• Exercise brief:
Make an exact copy of the records, with the images left out.

• Dataset excerpts:

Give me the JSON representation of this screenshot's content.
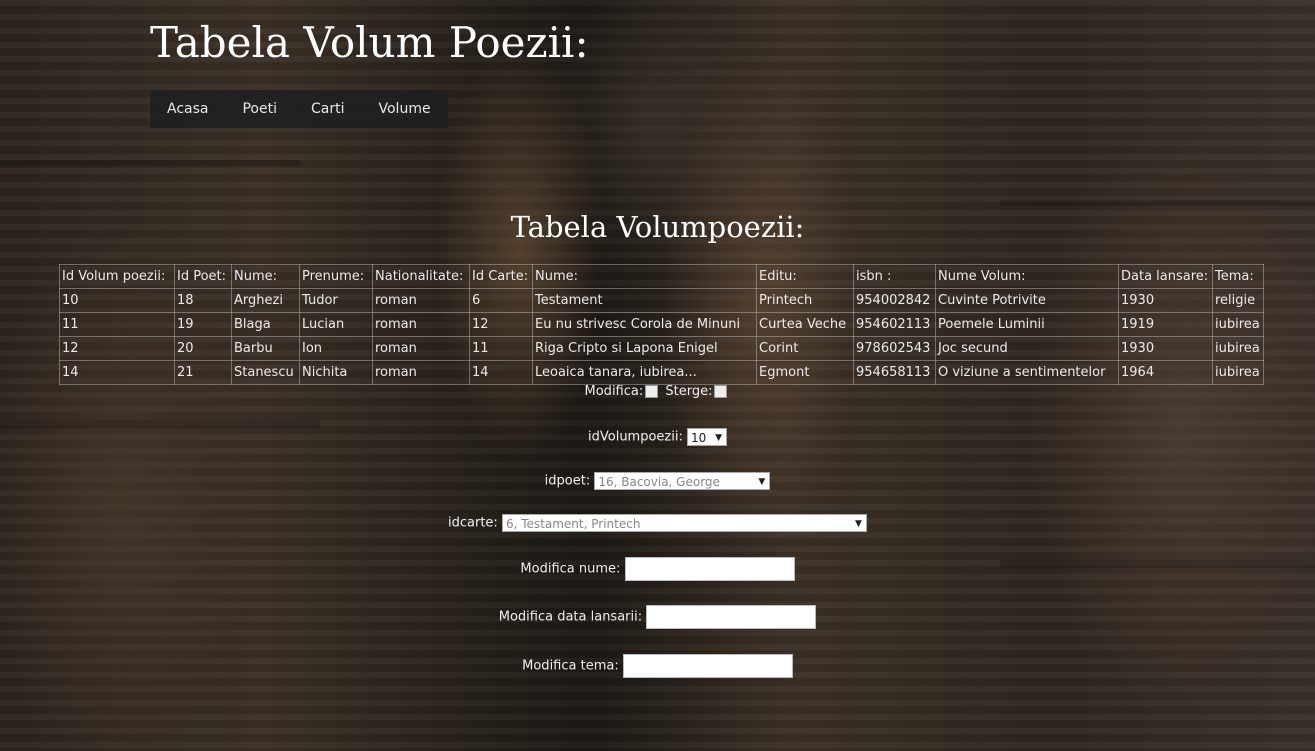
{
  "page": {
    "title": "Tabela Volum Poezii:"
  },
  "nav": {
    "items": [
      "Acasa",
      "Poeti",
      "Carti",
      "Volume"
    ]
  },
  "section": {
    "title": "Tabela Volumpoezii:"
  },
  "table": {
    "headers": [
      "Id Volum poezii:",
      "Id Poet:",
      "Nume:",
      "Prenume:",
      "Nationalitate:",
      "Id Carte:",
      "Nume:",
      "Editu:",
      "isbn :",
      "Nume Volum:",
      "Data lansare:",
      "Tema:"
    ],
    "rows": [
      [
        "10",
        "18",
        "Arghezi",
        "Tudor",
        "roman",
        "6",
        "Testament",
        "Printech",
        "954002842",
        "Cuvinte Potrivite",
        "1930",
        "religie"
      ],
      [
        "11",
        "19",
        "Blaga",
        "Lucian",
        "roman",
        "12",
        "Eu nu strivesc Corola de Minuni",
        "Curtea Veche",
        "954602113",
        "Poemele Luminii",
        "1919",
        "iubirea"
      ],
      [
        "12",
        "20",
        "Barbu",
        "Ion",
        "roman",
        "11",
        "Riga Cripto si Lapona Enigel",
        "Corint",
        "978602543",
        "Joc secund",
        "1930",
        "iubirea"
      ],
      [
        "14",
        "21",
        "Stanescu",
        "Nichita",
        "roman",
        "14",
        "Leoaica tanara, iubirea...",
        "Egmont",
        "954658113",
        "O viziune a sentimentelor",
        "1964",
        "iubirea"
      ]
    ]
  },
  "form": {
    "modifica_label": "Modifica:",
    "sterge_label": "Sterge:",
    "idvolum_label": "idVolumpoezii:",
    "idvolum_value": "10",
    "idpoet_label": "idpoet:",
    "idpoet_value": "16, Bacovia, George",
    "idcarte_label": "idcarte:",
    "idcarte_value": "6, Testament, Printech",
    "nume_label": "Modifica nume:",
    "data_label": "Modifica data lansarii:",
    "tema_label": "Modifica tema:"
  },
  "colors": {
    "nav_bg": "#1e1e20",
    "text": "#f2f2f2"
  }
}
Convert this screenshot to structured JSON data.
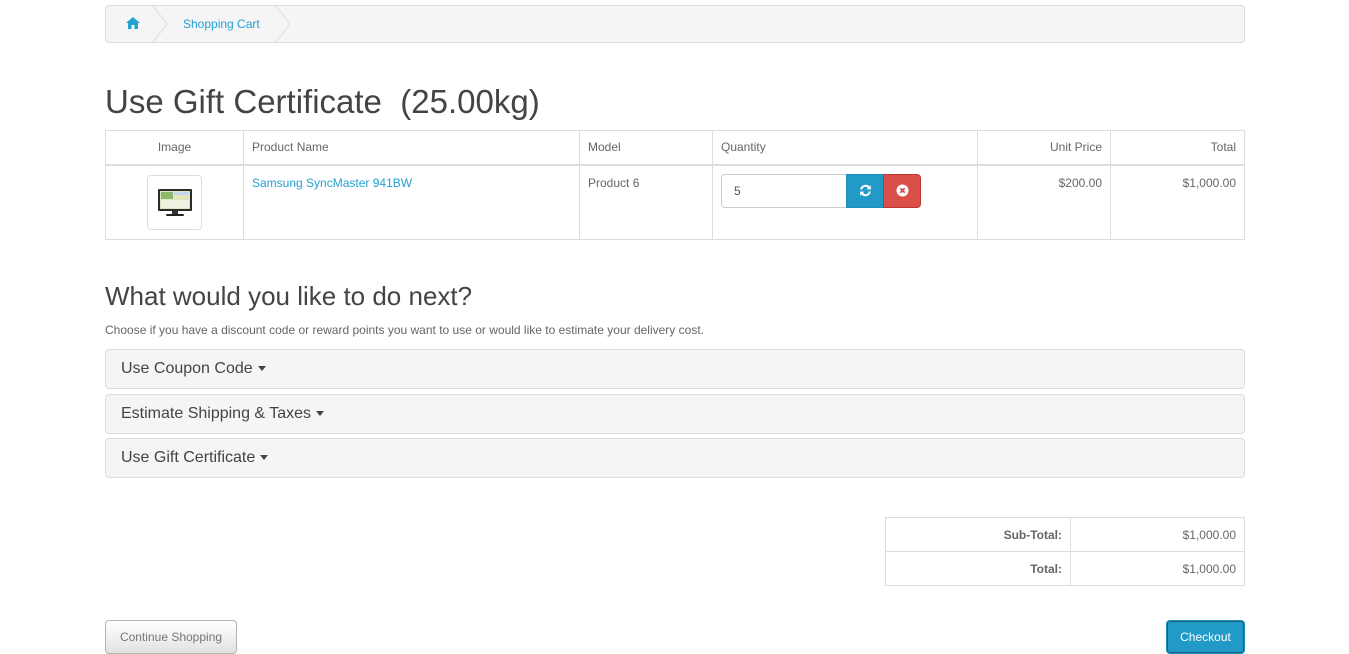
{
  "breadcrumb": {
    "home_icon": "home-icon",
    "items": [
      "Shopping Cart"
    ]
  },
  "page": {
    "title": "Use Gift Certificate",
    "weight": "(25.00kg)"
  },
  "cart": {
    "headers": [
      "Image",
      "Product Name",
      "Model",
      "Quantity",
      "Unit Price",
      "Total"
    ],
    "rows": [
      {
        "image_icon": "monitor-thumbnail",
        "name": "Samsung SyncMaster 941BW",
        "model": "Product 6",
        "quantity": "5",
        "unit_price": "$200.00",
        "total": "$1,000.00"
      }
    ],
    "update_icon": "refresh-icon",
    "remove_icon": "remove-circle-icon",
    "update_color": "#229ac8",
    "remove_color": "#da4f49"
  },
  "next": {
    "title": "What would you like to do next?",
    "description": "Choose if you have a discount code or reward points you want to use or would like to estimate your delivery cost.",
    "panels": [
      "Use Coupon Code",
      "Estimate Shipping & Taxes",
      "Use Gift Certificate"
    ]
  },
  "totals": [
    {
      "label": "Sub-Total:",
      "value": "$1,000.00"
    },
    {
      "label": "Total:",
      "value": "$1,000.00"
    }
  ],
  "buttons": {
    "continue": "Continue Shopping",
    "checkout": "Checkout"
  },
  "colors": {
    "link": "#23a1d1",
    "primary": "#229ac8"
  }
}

• The result:
Give me the JSON representation of this screenshot's content.
{
  "page": {
    "title": "Tabela Volum Poezii:"
  },
  "nav": {
    "items": [
      "Acasa",
      "Poeti",
      "Carti",
      "Volume"
    ]
  },
  "section": {
    "title": "Tabela Volumpoezii:"
  },
  "table": {
    "headers": [
      "Id Volum poezii:",
      "Id Poet:",
      "Nume:",
      "Prenume:",
      "Nationalitate:",
      "Id Carte:",
      "Nume:",
      "Editu:",
      "isbn :",
      "Nume Volum:",
      "Data lansare:",
      "Tema:"
    ],
    "rows": [
      [
        "10",
        "18",
        "Arghezi",
        "Tudor",
        "roman",
        "6",
        "Testament",
        "Printech",
        "954002842",
        "Cuvinte Potrivite",
        "1930",
        "religie"
      ],
      [
        "11",
        "19",
        "Blaga",
        "Lucian",
        "roman",
        "12",
        "Eu nu strivesc Corola de Minuni",
        "Curtea Veche",
        "954602113",
        "Poemele Luminii",
        "1919",
        "iubirea"
      ],
      [
        "12",
        "20",
        "Barbu",
        "Ion",
        "roman",
        "11",
        "Riga Cripto si Lapona Enigel",
        "Corint",
        "978602543",
        "Joc secund",
        "1930",
        "iubirea"
      ],
      [
        "14",
        "21",
        "Stanescu",
        "Nichita",
        "roman",
        "14",
        "Leoaica tanara, iubirea...",
        "Egmont",
        "954658113",
        "O viziune a sentimentelor",
        "1964",
        "iubirea"
      ]
    ]
  },
  "form": {
    "modifica_label": "Modifica:",
    "sterge_label": "Sterge:",
    "idvolum_label": "idVolumpoezii:",
    "idvolum_value": "10",
    "idpoet_label": "idpoet:",
    "idpoet_value": "16, Bacovia, George",
    "idcarte_label": "idcarte:",
    "idcarte_value": "6, Testament, Printech",
    "nume_label": "Modifica nume:",
    "data_label": "Modifica data lansarii:",
    "tema_label": "Modifica tema:"
  },
  "colors": {
    "nav_bg": "#1e1e20",
    "text": "#f2f2f2"
  }
}
Convert this screenshot to structured JSON data.
{
  "breadcrumb": {
    "home_icon": "home-icon",
    "items": [
      "Shopping Cart"
    ]
  },
  "page": {
    "title": "Use Gift Certificate",
    "weight": "(25.00kg)"
  },
  "cart": {
    "headers": [
      "Image",
      "Product Name",
      "Model",
      "Quantity",
      "Unit Price",
      "Total"
    ],
    "rows": [
      {
        "image_icon": "monitor-thumbnail",
        "name": "Samsung SyncMaster 941BW",
        "model": "Product 6",
        "quantity": "5",
        "unit_price": "$200.00",
        "total": "$1,000.00"
      }
    ],
    "update_icon": "refresh-icon",
    "remove_icon": "remove-circle-icon",
    "update_color": "#229ac8",
    "remove_color": "#da4f49"
  },
  "next": {
    "title": "What would you like to do next?",
    "description": "Choose if you have a discount code or reward points you want to use or would like to estimate your delivery cost.",
    "panels": [
      "Use Coupon Code",
      "Estimate Shipping & Taxes",
      "Use Gift Certificate"
    ]
  },
  "totals": [
    {
      "label": "Sub-Total:",
      "value": "$1,000.00"
    },
    {
      "label": "Total:",
      "value": "$1,000.00"
    }
  ],
  "buttons": {
    "continue": "Continue Shopping",
    "checkout": "Checkout"
  },
  "colors": {
    "link": "#23a1d1",
    "primary": "#229ac8"
  }
}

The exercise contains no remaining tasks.